SOURCE MATERIAL
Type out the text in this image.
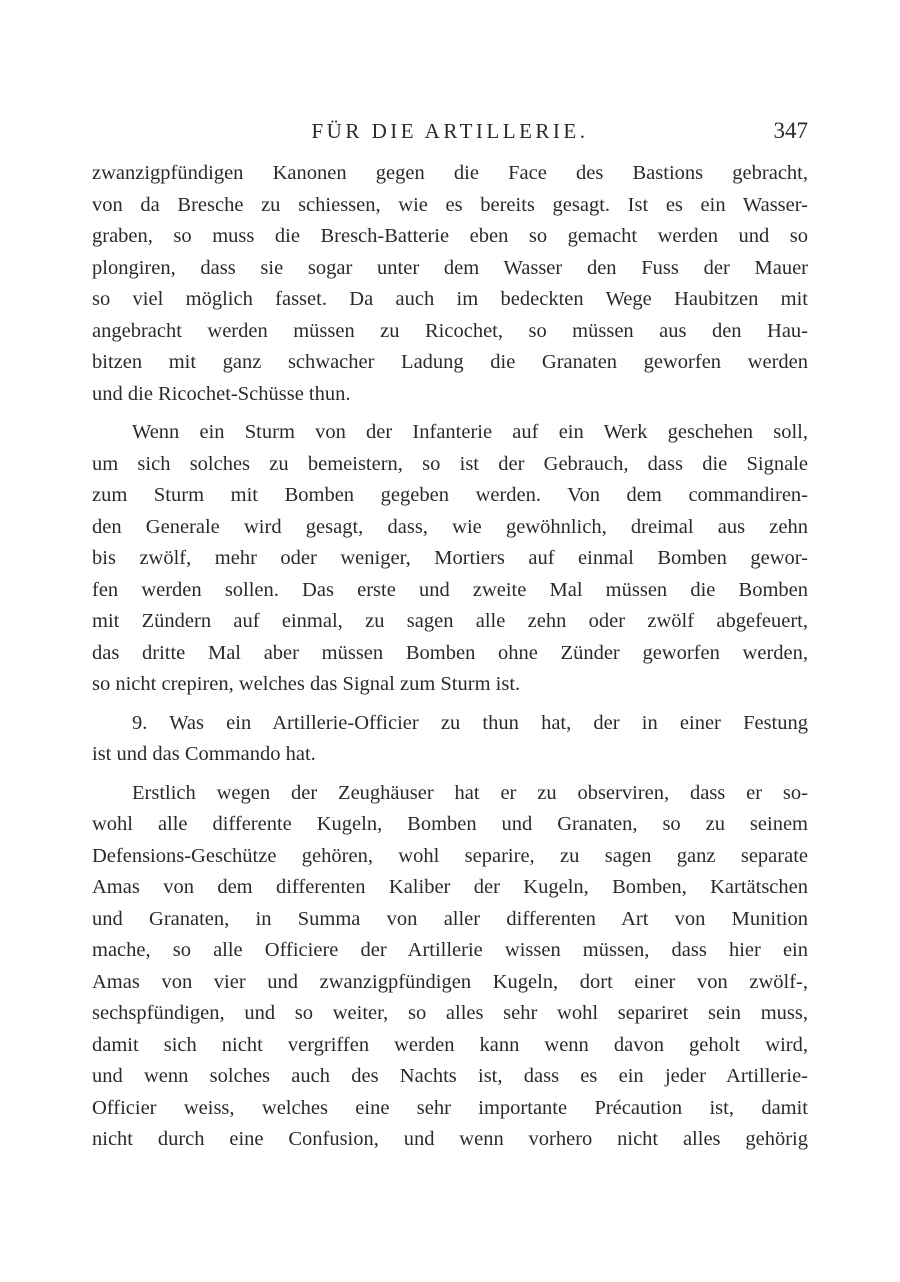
FÜR DIE ARTILLERIE.	347
zwanzigpfündigen Kanonen gegen die Face des Bastions gebracht,
von da Bresche zu schiessen, wie es bereits gesagt. Ist es ein Wasser-
graben, so muss die Bresch-Batterie eben so gemacht werden und so
plongiren, dass sie sogar unter dem Wasser den Fuss der Mauer
so viel möglich fasset. Da auch im bedeckten Wege Haubitzen mit
angebracht werden müssen zu Ricochet, so müssen aus den Hau-
bitzen mit ganz schwacher Ladung die Granaten geworfen werden
und die Ricochet-Schüsse thun.
Wenn ein Sturm von der Infanterie auf ein Werk geschehen soll,
um sich solches zu bemeistern, so ist der Gebrauch, dass die Signale
zum Sturm mit Bomben gegeben werden. Von dem commandiren-
den Generale wird gesagt, dass, wie gewöhnlich, dreimal aus zehn
bis zwölf, mehr oder weniger, Mortiers auf einmal Bomben gewor-
fen werden sollen. Das erste und zweite Mal müssen die Bomben
mit Zündern auf einmal, zu sagen alle zehn oder zwölf abgefeuert,
das dritte Mal aber müssen Bomben ohne Zünder geworfen werden,
so nicht crepiren, welches das Signal zum Sturm ist.
9. Was ein Artillerie-Officier zu thun hat, der in einer Festung
ist und das Commando hat.
Erstlich wegen der Zeughäuser hat er zu observiren, dass er so-
wohl alle differente Kugeln, Bomben und Granaten, so zu seinem
Defensions-Geschütze gehören, wohl separire, zu sagen ganz separate
Amas von dem differenten Kaliber der Kugeln, Bomben, Kartätschen
und Granaten, in Summa von aller differenten Art von Munition
mache, so alle Officiere der Artillerie wissen müssen, dass hier ein
Amas von vier und zwanzigpfündigen Kugeln, dort einer von zwölf-,
sechspfündigen, und so weiter, so alles sehr wohl separiret sein muss,
damit sich nicht vergriffen werden kann wenn davon geholt wird,
und wenn solches auch des Nachts ist, dass es ein jeder Artillerie-
Officier weiss, welches eine sehr importante Précaution ist, damit
nicht durch eine Confusion, und wenn vorhero nicht alles gehörig
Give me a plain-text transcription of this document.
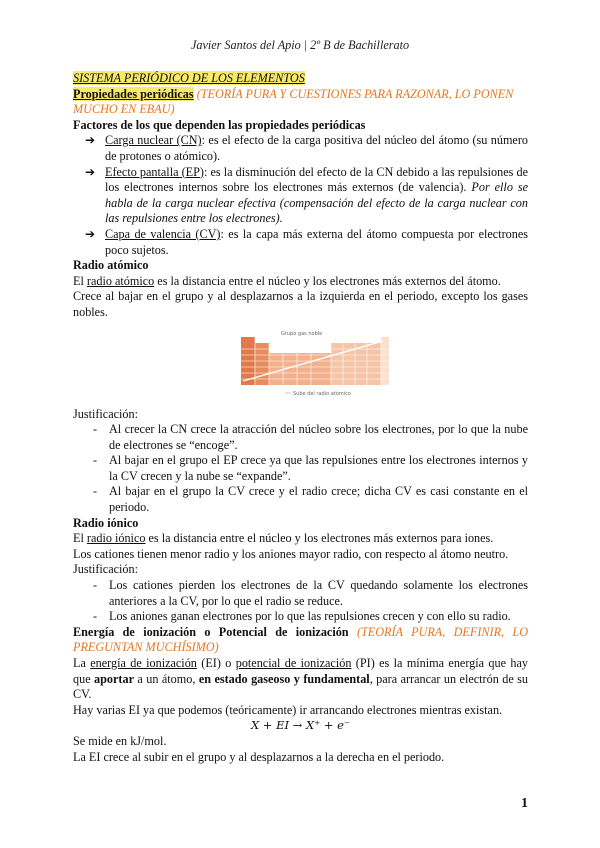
Javier Santos del Apio | 2º B de Bachillerato

SISTEMA PERIÓDICO DE LOS ELEMENTOS

Propiedades periódicas (TEORÍA PURA Y CUESTIONES PARA RAZONAR, LO PONEN MUCHO EN EBAU)

Factores de los que dependen las propiedades periódicas

➔ Carga nuclear (CN): es el efecto de la carga positiva del núcleo del átomo (su número de protones o atómico).
➔ Efecto pantalla (EP): es la disminución del efecto de la CN debido a las repulsiones de los electrones internos sobre los electrones más externos (de valencia). Por ello se habla de la carga nuclear efectiva (compensación del efecto de la carga nuclear con las repulsiones entre los electrones).
➔ Capa de valencia (CV): es la capa más externa del átomo compuesta por electrones poco sujetos.

Radio atómico

El radio atómico es la distancia entre el núcleo y los electrones más externos del átomo.

Crece al bajar en el grupo y al desplazarnos a la izquierda en el periodo, excepto los gases nobles.

Grupo gas noble
Sube del radio atómico

Justificación:

- Al crecer la CN crece la atracción del núcleo sobre los electrones, por lo que la nube de electrones se “encoge”.
- Al bajar en el grupo el EP crece ya que las repulsiones entre los electrones internos y la CV crecen y la nube se “expande”.
- Al bajar en el grupo la CV crece y el radio crece; dicha CV es casi constante en el periodo.

Radio iónico

El radio iónico es la distancia entre el núcleo y los electrones más externos para iones.

Los cationes tienen menor radio y los aniones mayor radio, con respecto al átomo neutro.

Justificación:

- Los cationes pierden los electrones de la CV quedando solamente los electrones anteriores a la CV, por lo que el radio se reduce.
- Los aniones ganan electrones por lo que las repulsiones crecen y con ello su radio.

Energía de ionización o Potencial de ionización (TEORÍA PURA, DEFINIR, LO PREGUNTAN MUCHÍSIMO)

La energía de ionización (EI) o potencial de ionización (PI) es la mínima energía que hay que aportar a un átomo, en estado gaseoso y fundamental, para arrancar un electrón de su CV.

Hay varias EI ya que podemos (teóricamente) ir arrancando electrones mientras existan.

X + EI → X⁺ + e⁻

Se mide en kJ/mol.

La EI crece al subir en el grupo y al desplazarnos a la derecha en el periodo.

1
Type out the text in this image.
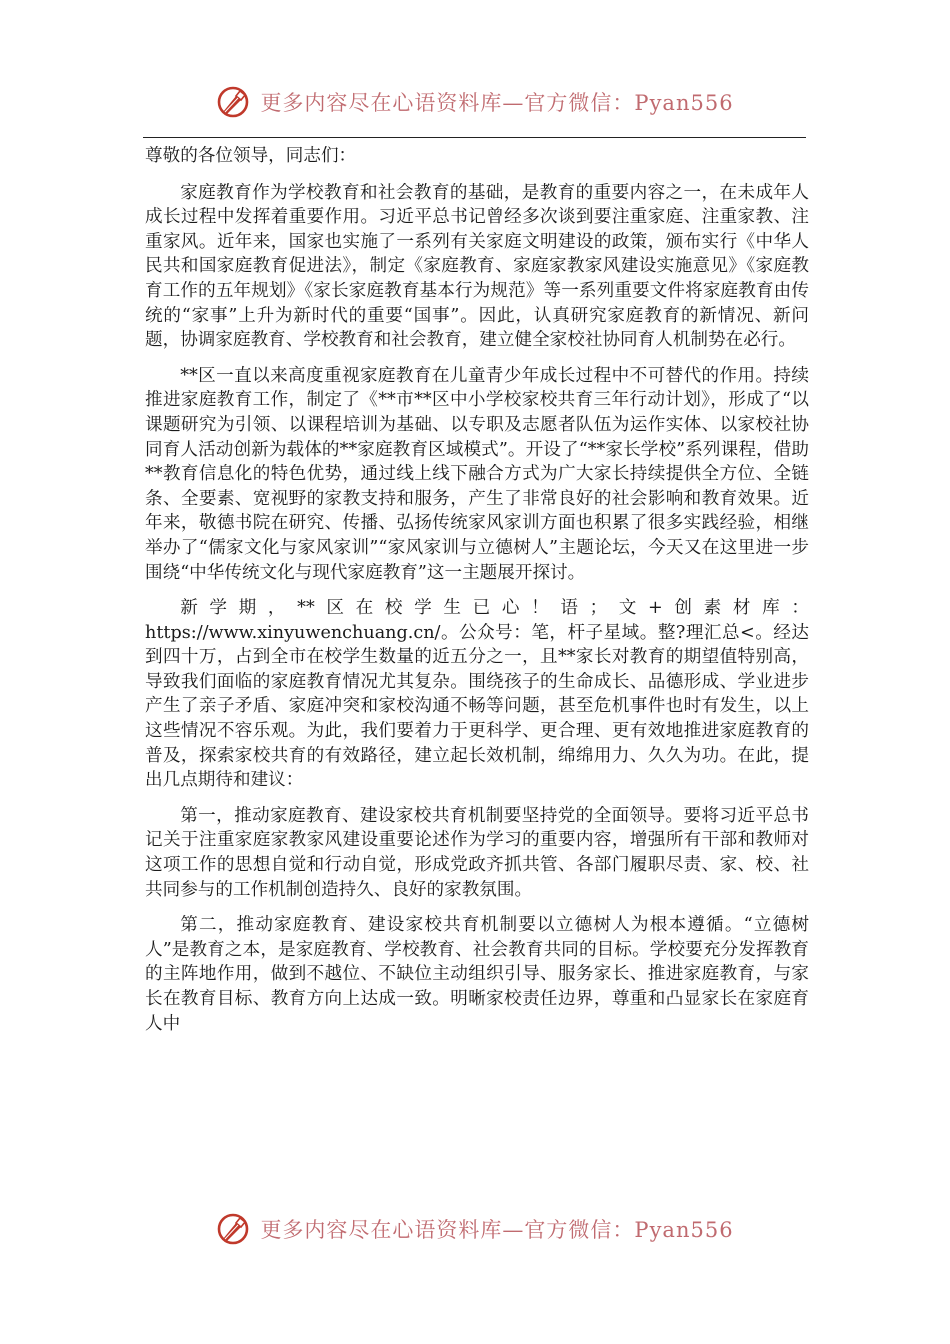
更多内容尽在心语资料库—官方微信：Pyan556

尊敬的各位领导，同志们：

家庭教育作为学校教育和社会教育的基础，是教育的重要内容之一，在未成年人成长过程中发挥着重要作用。习近平总书记曾经多次谈到要注重家庭、注重家教、注重家风。近年来，国家也实施了一系列有关家庭文明建设的政策，颁布实行《中华人民共和国家庭教育促进法》，制定《家庭教育、家庭家教家风建设实施意见》《家庭教育工作的五年规划》《家长家庭教育基本行为规范》等一系列重要文件将家庭教育由传统的“家事”上升为新时代的重要“国事”。因此，认真研究家庭教育的新情况、新问题，协调家庭教育、学校教育和社会教育，建立健全家校社协同育人机制势在必行。

**区一直以来高度重视家庭教育在儿童青少年成长过程中不可替代的作用。持续推进家庭教育工作，制定了《**市**区中小学校家校共育三年行动计划》，形成了“以课题研究为引领、以课程培训为基础、以专职及志愿者队伍为运作实体、以家校社协同育人活动创新为载体的**家庭教育区域模式”。开设了“**家长学校”系列课程，借助**教育信息化的特色优势，通过线上线下融合方式为广大家长持续提供全方位、全链条、全要素、宽视野的家教支持和服务，产生了非常良好的社会影响和教育效果。近年来，敬德书院在研究、传播、弘扬传统家风家训方面也积累了很多实践经验，相继举办了“儒家文化与家风家训”“家风家训与立德树人”主题论坛，今天又在这里进一步围绕“中华传统文化与现代家庭教育”这一主题展开探讨。

新学期，**区在校学生已心！语；文+创素材库：https://www.xinyuwenchuang.cn/。公众号：笔，杆子星域。整?理汇总<。经达到四十万，占到全市在校学生数量的近五分之一，且**家长对教育的期望值特别高，导致我们面临的家庭教育情况尤其复杂。围绕孩子的生命成长、品德形成、学业进步产生了亲子矛盾、家庭冲突和家校沟通不畅等问题，甚至危机事件也时有发生，以上这些情况不容乐观。为此，我们要着力于更科学、更合理、更有效地推进家庭教育的普及，探索家校共育的有效路径，建立起长效机制，绵绵用力、久久为功。在此，提出几点期待和建议：

第一，推动家庭教育、建设家校共育机制要坚持党的全面领导。要将习近平总书记关于注重家庭家教家风建设重要论述作为学习的重要内容，增强所有干部和教师对这项工作的思想自觉和行动自觉，形成党政齐抓共管、各部门履职尽责、家、校、社共同参与的工作机制创造持久、良好的家教氛围。

第二，推动家庭教育、建设家校共育机制要以立德树人为根本遵循。“立德树人”是教育之本，是家庭教育、学校教育、社会教育共同的目标。学校要充分发挥教育的主阵地作用，做到不越位、不缺位主动组织引导、服务家长、推进家庭教育，与家长在教育目标、教育方向上达成一致。明晰家校责任边界，尊重和凸显家长在家庭育人中

更多内容尽在心语资料库—官方微信：Pyan556
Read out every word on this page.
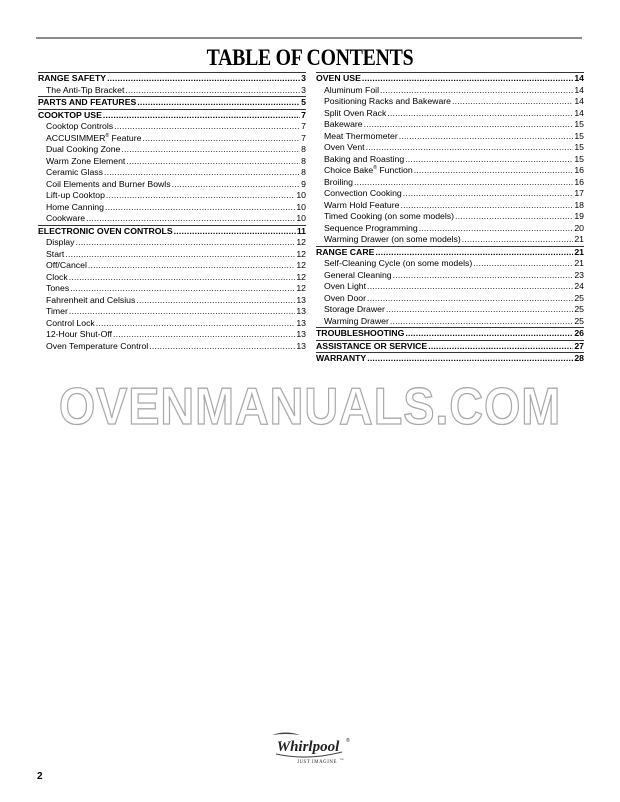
TABLE OF CONTENTS
RANGE SAFETY .....	3
The Anti-Tip Bracket .....	3
PARTS AND FEATURES .....	5
COOKTOP USE .....	7
Cooktop Controls .....	7
ACCUSIMMER® Feature .....	7
Dual Cooking Zone .....	8
Warm Zone Element .....	8
Ceramic Glass .....	8
Coil Elements and Burner Bowls .....	9
Lift-up Cooktop .....	10
Home Canning .....	10
Cookware .....	10
ELECTRONIC OVEN CONTROLS .....	11
Display .....	12
Start .....	12
Off/Cancel .....	12
Clock .....	12
Tones .....	12
Fahrenheit and Celsius .....	13
Timer .....	13
Control Lock .....	13
12-Hour Shut-Off .....	13
Oven Temperature Control .....	13
OVEN USE .....	14
Aluminum Foil .....	14
Positioning Racks and Bakeware .....	14
Split Oven Rack .....	14
Bakeware .....	15
Meat Thermometer .....	15
Oven Vent .....	15
Baking and Roasting .....	15
Choice Bake® Function .....	16
Broiling .....	16
Convection Cooking .....	17
Warm Hold Feature .....	18
Timed Cooking (on some models) .....	19
Sequence Programming .....	20
Warming Drawer (on some models) .....	21
RANGE CARE .....	21
Self-Cleaning Cycle (on some models) .....	21
General Cleaning .....	23
Oven Light .....	24
Oven Door .....	25
Storage Drawer .....	25
Warming Drawer .....	25
TROUBLESHOOTING .....	26
ASSISTANCE OR SERVICE .....	27
WARRANTY .....	28
OVENMANUALS.COM
Whirlpool ®
JUST IMAGINE ™
2
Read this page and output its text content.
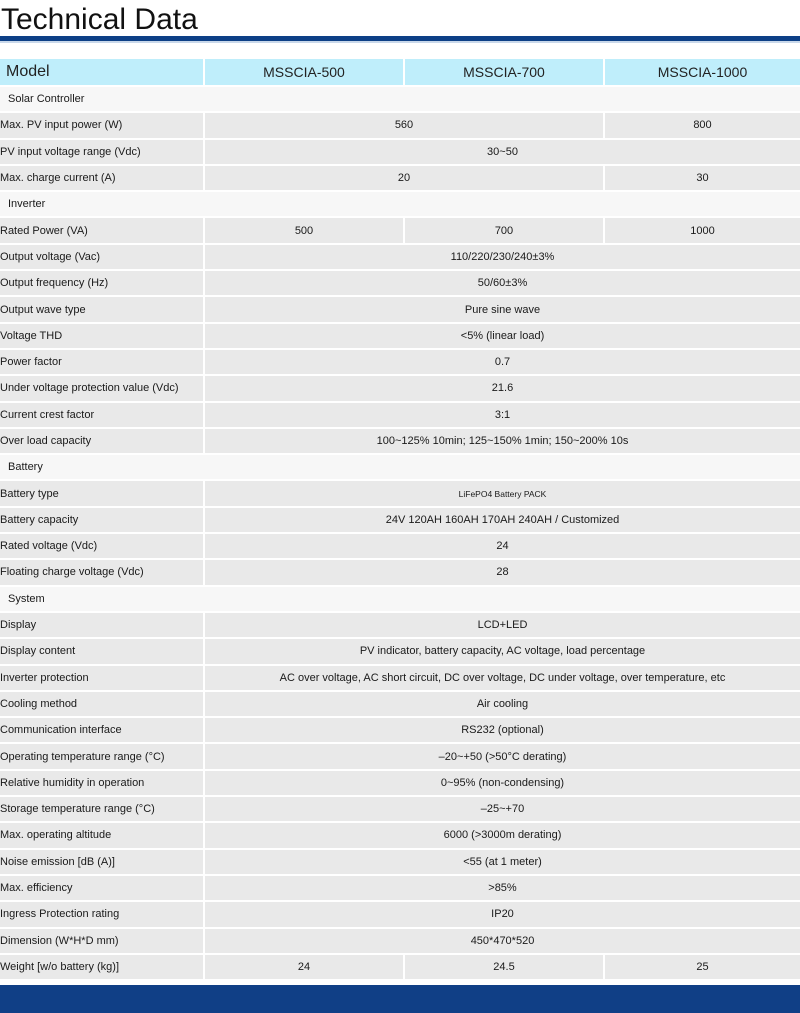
Technical Data
Model	MSSCIA-500	MSSCIA-700	MSSCIA-1000
Solar Controller			
Max. PV input power (W)	560		800
PV input voltage range (Vdc)	30~50		
Max. charge current (A)	20		30
Inverter			
Rated Power (VA)	500	700	1000
Output voltage (Vac)	110/220/230/240±3%		
Output frequency (Hz)	50/60±3%		
Output wave type	Pure sine wave		
Voltage THD	<5% (linear load)		
Power factor	0.7		
Under voltage protection value (Vdc)	21.6		
Current crest factor	3:1		
Over load capacity	100~125% 10min; 125~150% 1min; 150~200% 10s		
Battery			
Battery type	LiFePO4 Battery PACK		
Battery capacity	24V 120AH 160AH 170AH 240AH / Customized		
Rated voltage (Vdc)	24		
Floating charge voltage (Vdc)	28		
System			
Display	LCD+LED		
Display content	PV indicator, battery capacity, AC voltage, load percentage		
Inverter protection	AC over voltage, AC short circuit, DC over voltage, DC under voltage, over temperature, etc		
Cooling method	Air cooling		
Communication interface	RS232 (optional)		
Operating temperature range (°C)	–20~+50 (>50°C derating)		
Relative humidity in operation	0~95% (non-condensing)		
Storage temperature range (°C)	–25~+70		
Max. operating altitude	6000 (>3000m derating)		
Noise emission [dB (A)]	<55 (at 1 meter)		
Max. efficiency	>85%		
Ingress Protection rating	IP20		
Dimension (W*H*D mm)	450*470*520		
Weight [w/o battery (kg)]	24	24.5	25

PROBLEM TO SOLVE
Extract all lines from the material above that include the word "ionización".

EXERCISE OUTPUT
Energía de ionización o Potencial de ionización (TEORÍA PURA, DEFINIR, LO PREGUNTAN MUCHÍSIMO)
La energía de ionización (EI) o potencial de ionización (PI) es la mínima energía que hay que aportar a un átomo, en estado gaseoso y fundamental, para arrancar un electrón de su CV.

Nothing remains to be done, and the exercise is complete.